# TASK INPUT
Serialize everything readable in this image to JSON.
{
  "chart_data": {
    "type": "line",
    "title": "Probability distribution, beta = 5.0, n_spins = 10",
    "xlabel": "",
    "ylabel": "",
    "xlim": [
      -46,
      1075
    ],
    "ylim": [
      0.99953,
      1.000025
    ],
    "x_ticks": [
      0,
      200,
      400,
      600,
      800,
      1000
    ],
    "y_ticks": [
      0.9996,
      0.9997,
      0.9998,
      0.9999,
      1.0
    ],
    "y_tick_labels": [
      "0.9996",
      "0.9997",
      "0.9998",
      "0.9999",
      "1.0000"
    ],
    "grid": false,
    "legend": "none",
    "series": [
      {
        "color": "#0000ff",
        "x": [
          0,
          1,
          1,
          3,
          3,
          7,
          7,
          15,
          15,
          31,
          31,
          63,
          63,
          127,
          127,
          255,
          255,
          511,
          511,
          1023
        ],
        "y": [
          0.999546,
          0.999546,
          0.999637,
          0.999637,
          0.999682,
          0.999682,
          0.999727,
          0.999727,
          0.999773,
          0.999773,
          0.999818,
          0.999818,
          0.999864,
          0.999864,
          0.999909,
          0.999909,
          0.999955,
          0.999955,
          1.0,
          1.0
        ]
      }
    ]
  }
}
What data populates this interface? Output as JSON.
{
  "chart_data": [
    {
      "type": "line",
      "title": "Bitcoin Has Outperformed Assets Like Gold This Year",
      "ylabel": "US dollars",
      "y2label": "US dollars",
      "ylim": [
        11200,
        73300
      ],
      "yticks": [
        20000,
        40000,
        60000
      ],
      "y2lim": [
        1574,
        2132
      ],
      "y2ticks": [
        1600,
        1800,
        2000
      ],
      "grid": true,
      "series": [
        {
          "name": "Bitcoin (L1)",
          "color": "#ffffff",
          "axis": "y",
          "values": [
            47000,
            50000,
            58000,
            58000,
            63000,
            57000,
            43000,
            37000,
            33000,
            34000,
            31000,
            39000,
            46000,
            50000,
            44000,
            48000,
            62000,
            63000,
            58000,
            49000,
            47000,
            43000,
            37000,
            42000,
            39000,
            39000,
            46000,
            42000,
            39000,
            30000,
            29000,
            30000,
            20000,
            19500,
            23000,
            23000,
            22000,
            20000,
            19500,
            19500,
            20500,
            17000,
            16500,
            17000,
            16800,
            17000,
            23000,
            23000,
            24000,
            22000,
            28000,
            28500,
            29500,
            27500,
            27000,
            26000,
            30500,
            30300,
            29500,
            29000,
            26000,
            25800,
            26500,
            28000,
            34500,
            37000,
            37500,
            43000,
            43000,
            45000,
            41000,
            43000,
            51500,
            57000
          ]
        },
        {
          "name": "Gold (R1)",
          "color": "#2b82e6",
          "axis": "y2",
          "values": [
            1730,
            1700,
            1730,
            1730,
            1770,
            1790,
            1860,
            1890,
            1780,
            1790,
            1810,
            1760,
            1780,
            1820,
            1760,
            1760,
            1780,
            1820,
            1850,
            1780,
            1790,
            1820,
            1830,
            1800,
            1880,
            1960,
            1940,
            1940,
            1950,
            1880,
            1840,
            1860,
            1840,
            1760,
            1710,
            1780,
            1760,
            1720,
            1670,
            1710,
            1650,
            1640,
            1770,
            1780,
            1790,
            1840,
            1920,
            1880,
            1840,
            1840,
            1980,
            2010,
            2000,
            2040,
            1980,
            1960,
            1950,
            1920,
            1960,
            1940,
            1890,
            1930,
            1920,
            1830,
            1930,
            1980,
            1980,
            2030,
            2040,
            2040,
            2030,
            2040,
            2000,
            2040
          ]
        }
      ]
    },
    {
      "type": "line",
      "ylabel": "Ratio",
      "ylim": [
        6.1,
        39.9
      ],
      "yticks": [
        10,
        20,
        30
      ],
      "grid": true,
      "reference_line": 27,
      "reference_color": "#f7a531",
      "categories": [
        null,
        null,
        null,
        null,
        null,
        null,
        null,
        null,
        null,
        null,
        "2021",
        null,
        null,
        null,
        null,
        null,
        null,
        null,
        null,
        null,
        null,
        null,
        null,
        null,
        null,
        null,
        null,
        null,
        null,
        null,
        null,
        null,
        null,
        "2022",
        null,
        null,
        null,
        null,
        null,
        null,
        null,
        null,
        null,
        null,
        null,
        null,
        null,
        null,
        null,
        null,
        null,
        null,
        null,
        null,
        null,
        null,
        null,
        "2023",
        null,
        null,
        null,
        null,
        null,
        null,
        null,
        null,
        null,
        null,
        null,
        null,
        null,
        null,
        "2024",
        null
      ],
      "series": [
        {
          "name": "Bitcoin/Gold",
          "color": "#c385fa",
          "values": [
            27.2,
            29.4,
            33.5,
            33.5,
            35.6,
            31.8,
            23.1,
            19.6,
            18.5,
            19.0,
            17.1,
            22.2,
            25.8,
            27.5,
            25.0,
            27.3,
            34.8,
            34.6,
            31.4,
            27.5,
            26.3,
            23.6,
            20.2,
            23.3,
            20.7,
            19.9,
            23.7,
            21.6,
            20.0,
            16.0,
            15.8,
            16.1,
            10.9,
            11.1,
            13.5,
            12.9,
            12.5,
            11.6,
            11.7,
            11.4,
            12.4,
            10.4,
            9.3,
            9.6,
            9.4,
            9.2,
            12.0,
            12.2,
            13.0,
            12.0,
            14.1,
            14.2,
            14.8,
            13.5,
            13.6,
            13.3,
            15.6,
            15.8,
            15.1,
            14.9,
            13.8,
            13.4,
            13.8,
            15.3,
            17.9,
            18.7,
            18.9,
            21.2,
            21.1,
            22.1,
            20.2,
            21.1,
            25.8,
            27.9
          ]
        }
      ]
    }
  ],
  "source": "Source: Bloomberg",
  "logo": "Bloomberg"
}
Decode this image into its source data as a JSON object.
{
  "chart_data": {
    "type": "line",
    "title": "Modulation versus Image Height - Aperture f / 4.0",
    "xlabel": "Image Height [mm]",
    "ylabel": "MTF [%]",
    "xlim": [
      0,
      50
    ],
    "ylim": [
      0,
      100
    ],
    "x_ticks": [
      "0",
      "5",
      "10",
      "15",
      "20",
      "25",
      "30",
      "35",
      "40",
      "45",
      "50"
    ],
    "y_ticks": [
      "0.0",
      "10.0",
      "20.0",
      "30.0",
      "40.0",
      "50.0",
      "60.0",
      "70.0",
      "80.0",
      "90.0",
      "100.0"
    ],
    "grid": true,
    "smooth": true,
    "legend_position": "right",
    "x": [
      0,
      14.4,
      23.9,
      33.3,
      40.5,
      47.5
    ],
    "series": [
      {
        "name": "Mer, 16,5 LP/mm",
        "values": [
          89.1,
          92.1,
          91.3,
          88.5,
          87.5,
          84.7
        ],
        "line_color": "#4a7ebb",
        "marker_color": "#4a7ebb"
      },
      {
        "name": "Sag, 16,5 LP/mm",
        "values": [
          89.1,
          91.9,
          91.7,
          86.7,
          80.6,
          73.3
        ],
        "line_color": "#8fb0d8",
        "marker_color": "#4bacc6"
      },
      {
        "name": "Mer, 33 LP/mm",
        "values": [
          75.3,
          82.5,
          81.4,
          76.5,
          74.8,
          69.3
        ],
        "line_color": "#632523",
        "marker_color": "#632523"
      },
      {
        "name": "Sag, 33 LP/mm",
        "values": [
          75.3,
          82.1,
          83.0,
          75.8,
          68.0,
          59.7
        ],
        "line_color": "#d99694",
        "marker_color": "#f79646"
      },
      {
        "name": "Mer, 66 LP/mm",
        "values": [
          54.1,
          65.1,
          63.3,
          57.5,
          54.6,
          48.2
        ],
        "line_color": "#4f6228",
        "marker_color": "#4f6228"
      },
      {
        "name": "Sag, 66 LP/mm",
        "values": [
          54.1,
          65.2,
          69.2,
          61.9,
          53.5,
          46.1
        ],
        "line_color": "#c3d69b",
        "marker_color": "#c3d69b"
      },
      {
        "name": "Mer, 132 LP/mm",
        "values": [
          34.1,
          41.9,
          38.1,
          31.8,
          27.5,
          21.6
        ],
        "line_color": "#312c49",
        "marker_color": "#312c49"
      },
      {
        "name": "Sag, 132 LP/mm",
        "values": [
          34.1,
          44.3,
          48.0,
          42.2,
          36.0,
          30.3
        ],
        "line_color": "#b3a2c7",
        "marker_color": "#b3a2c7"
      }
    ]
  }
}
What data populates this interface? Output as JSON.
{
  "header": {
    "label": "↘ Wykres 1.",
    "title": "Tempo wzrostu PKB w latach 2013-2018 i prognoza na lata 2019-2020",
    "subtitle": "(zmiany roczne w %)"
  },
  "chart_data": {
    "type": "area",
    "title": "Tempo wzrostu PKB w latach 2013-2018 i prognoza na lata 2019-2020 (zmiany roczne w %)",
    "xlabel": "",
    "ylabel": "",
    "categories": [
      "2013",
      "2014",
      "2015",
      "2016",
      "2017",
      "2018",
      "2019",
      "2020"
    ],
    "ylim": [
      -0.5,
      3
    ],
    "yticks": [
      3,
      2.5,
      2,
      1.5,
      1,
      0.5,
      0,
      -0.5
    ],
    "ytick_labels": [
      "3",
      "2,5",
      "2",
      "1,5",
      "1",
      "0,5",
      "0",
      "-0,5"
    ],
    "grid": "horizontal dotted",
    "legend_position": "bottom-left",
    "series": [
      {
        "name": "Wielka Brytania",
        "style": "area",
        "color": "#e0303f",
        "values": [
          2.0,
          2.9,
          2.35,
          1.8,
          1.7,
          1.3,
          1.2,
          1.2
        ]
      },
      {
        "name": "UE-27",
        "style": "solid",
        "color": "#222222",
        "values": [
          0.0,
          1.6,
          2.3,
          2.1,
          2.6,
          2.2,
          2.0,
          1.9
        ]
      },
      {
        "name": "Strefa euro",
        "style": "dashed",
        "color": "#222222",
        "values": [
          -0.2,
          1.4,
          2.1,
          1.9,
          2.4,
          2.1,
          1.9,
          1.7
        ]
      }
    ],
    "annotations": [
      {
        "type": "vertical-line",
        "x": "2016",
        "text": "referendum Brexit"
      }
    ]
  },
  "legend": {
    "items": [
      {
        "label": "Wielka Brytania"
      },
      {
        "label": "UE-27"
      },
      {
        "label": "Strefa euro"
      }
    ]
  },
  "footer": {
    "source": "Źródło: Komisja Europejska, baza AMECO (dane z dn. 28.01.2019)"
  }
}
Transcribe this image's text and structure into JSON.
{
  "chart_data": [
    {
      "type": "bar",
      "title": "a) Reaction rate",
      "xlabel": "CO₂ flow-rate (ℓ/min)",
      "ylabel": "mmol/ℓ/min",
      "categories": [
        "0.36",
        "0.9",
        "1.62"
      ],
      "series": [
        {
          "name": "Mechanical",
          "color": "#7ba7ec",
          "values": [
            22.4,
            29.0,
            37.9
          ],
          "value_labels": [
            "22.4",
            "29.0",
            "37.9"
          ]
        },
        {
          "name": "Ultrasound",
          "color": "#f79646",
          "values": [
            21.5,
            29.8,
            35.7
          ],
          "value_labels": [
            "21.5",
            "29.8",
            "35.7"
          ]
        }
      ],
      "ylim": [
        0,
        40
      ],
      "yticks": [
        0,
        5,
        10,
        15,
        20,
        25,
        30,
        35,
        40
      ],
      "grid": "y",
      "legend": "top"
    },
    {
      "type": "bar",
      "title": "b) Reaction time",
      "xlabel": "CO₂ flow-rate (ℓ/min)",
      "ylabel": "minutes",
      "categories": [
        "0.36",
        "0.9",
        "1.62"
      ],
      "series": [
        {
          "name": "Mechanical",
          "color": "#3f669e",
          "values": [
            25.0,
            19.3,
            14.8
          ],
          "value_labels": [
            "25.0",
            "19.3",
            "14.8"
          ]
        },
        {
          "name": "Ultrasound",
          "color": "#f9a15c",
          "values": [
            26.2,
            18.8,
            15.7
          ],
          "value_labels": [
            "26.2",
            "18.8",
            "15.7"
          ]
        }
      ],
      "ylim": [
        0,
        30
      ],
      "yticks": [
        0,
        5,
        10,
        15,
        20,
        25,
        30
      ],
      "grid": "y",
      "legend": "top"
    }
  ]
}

# YOUR GOAL
Pick out the lines containing the string "lata".

# EXERCISE SOLUTION
    "title": "Tempo wzrostu PKB w latach 2013-2018 i prognoza na lata 2019-2020",
    "title": "Tempo wzrostu PKB w latach 2013-2018 i prognoza na lata 2019-2020 (zmiany roczne w %)",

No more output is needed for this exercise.